§ **TEXT BLOCK**:
_ _ _

I have frequently been visiting Nepal and in every visit I would plan going to Muktinath knowing fully well how treacherous the route is. Finally, in this visit I have been able to do it.
An unforgettable trip for me, maybe because of the fact that I might never go there again in my life time.
Muktinath (मुक्तिनाथ) Mukti- salvation, nath- god or Muktichetra (मुक्तिक्षेत्र ) Mukti- salvation, chetra- area to Hindus and Chhumi Gyarchha (छुमि ग्यार्छ) meaning 108 waters.
It is situated at an altitude of 3,750 meters, half of Mount Everest (8,848m) at the base of Throng La (pass) in the Mustang region of western Nepal. It is sacred to both Hindus and Buddhists. Only 20 kms north-east of Jomsom, this region opened for tourism in 1992. The pagoda styled temple is said to be 2000 years old.
Considered holy by Hindus who worship Vishnu as Mukti Narayan or the Narayan or Vishnu of salvation and by Buddhists as Avalokiteshwar. Among the Hindus, it is said that one should visit this place after paying obescience at the Chaardhaam (चारधाम) or 4 holy places: Kedarnath, Badrinath, Rameshwaram and Dwarka.
I wanted to go all the way by road but was told that it was not a good idea at all as there were many bus changes involved and also given the constraint of time, which I always have. The program satisfied me as it enabled me to see the countryside while saving time.
We planned on flying all the way to Jomsom (Dzong-Sampa or Dzong-Sam in Tibetan) and then proceed to Muktinath by road.
I shall write a separate post on my trip from Pokhara to Jomsom. In this one, I shall just focus on writing about the Muktinath trip.

_ _ _

§ **MATERIAL**:
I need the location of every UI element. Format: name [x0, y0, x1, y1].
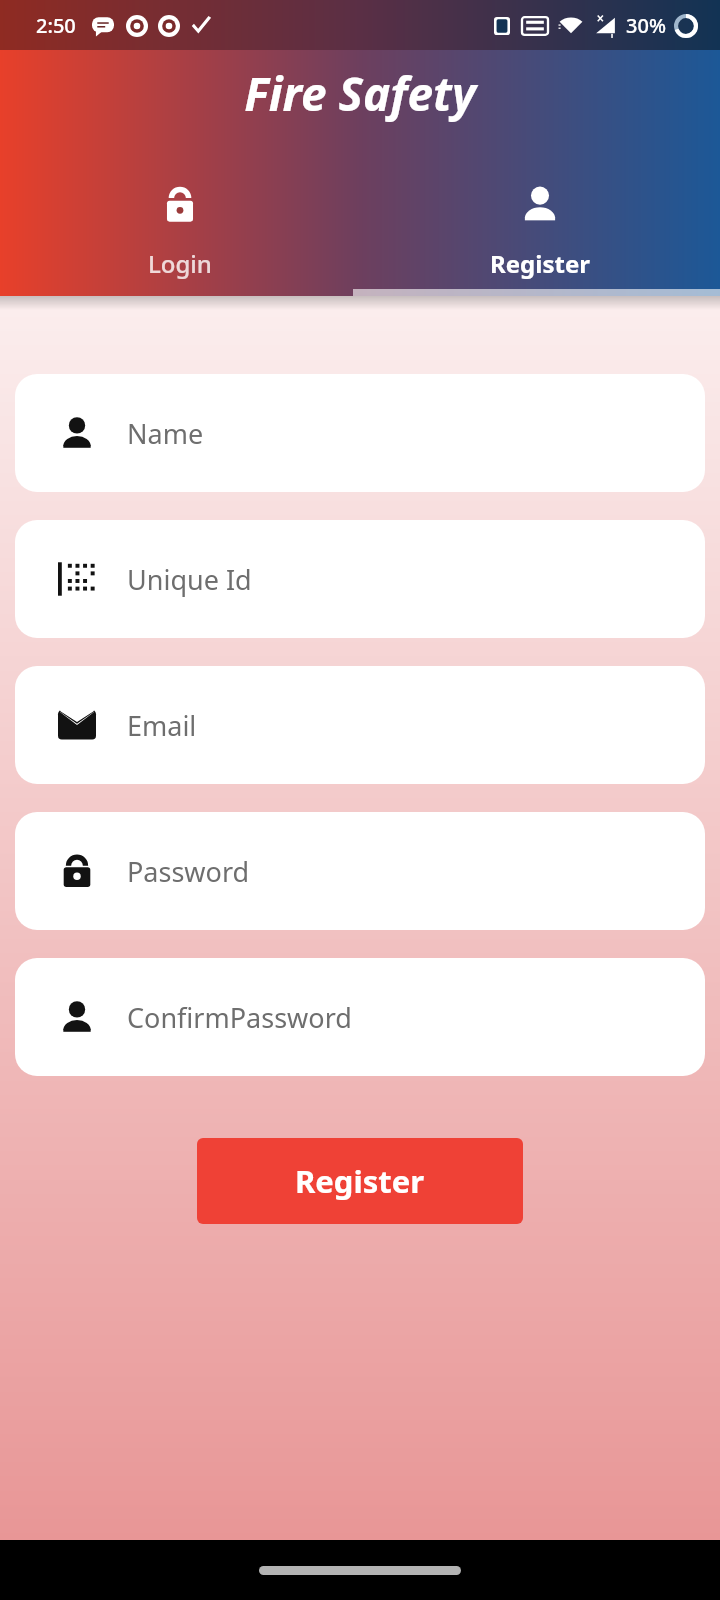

_ _ _

§ **WHAT IS BEING ASKED**: Reproduce verbatim the passage of the Muktinath text that begins with "We planned on" and continues through "the Muktinath trip.".

§ **FINISHED ANSWER**:
We planned on flying all the way to Jomsom (Dzong-Sampa or Dzong-Sam in Tibetan) and then proceed to Muktinath by road.
I shall write a separate post on my trip from Pokhara to Jomsom. In this one, I shall just focus on writing about the Muktinath trip.